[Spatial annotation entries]
## Start
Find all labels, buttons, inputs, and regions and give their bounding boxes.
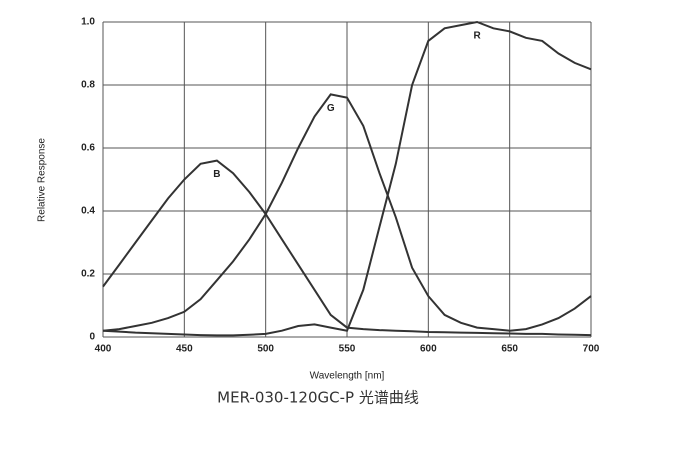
y-tick-label: 0.6 <box>81 143 95 154</box>
y-tick-label: 1.0 <box>81 17 95 28</box>
series-label: B <box>213 169 220 180</box>
series-label: G <box>327 103 335 114</box>
y-tick-label: 0.4 <box>81 206 95 217</box>
series-line <box>102 159 592 337</box>
series-line <box>102 93 592 332</box>
y-axis-label: Relative Response <box>37 138 48 222</box>
x-tick-label: 700 <box>583 344 600 355</box>
series-line <box>102 20 592 337</box>
caption: MER-030-120GC-P 光谱曲线 <box>217 389 419 407</box>
x-axis-label: Wavelength [nm] <box>310 371 385 382</box>
x-tick-label: 600 <box>420 344 437 355</box>
series-label: R <box>474 31 482 42</box>
x-tick-label: 650 <box>501 344 518 355</box>
y-tick-label: 0 <box>89 332 95 343</box>
x-tick-label: 450 <box>176 344 193 355</box>
y-tick-label: 0.2 <box>81 269 95 280</box>
x-tick-label: 550 <box>339 344 356 355</box>
x-tick-label: 400 <box>95 344 112 355</box>
y-tick-label: 0.8 <box>81 80 95 91</box>
x-tick-label: 500 <box>257 344 274 355</box>
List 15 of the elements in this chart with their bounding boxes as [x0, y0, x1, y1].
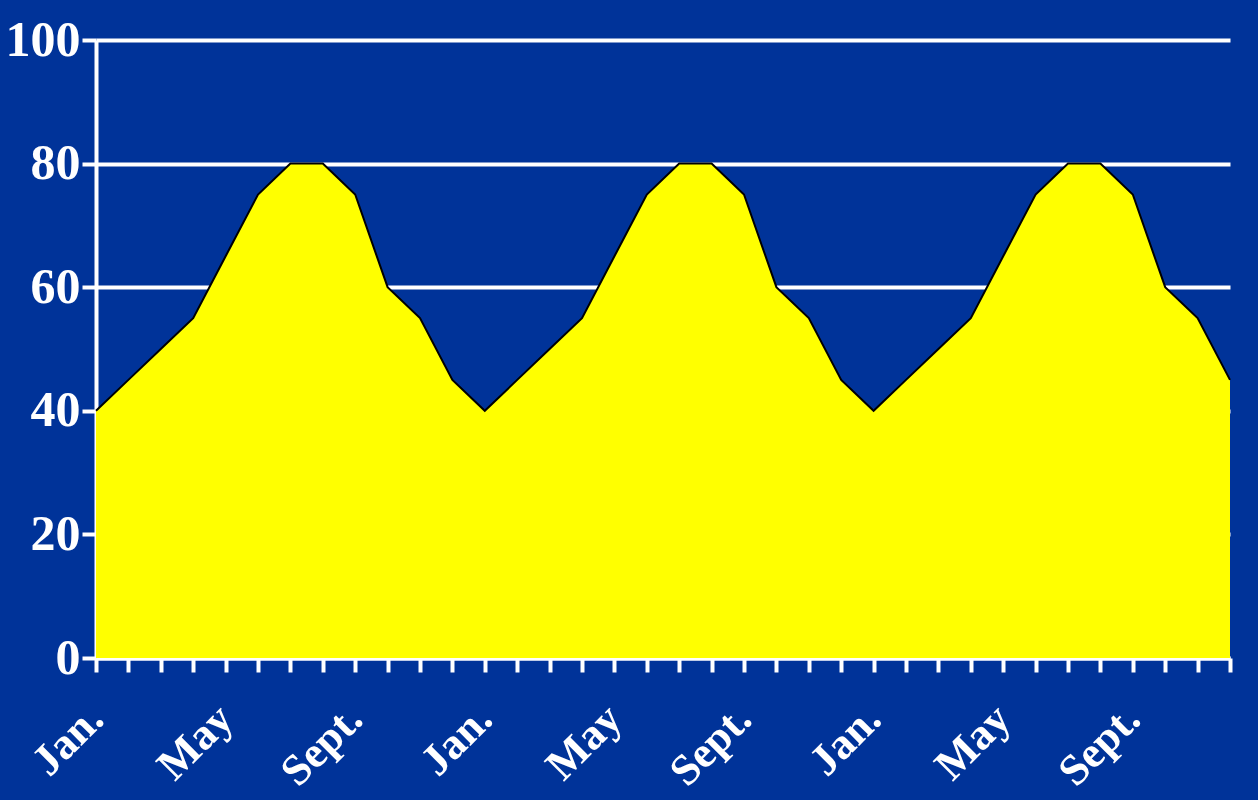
x-tick-label: May: [536, 694, 632, 790]
y-tick-label: 100: [5, 10, 81, 67]
y-tick-label: 40: [30, 381, 81, 438]
y-tick-label: 60: [30, 257, 81, 314]
x-tick-label: May: [147, 694, 243, 790]
x-tick-label: Sept.: [270, 694, 372, 796]
x-tick-label: May: [924, 694, 1020, 790]
y-tick-label: 0: [55, 628, 81, 685]
x-tick-label: Jan.: [410, 694, 502, 785]
x-tick-label: Sept.: [659, 694, 761, 796]
x-tick-label: Jan.: [799, 694, 891, 785]
y-tick-label: 80: [30, 134, 81, 191]
x-tick-label: Sept.: [1048, 694, 1150, 796]
x-tick-label: Jan.: [21, 694, 113, 785]
y-tick-label: 20: [30, 504, 81, 561]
## End
Job -
Format the lines of the data running from the line containing "x-tick-label: May: [536, 694, 632, 790]" to the line containing "x-tick-label: May: [924, 694, 1020, 790]", both included, as a JSON list of strings with one string per line and blank lines omitted.

Response for this exercise -
[
  "x-tick-label: May: [536, 694, 632, 790]",
  "y-tick-label: 100: [5, 10, 81, 67]",
  "y-tick-label: 40: [30, 381, 81, 438]",
  "y-tick-label: 60: [30, 257, 81, 314]",
  "x-tick-label: May: [147, 694, 243, 790]",
  "x-tick-label: Sept.: [270, 694, 372, 796]",
  "x-tick-label: May: [924, 694, 1020, 790]"
]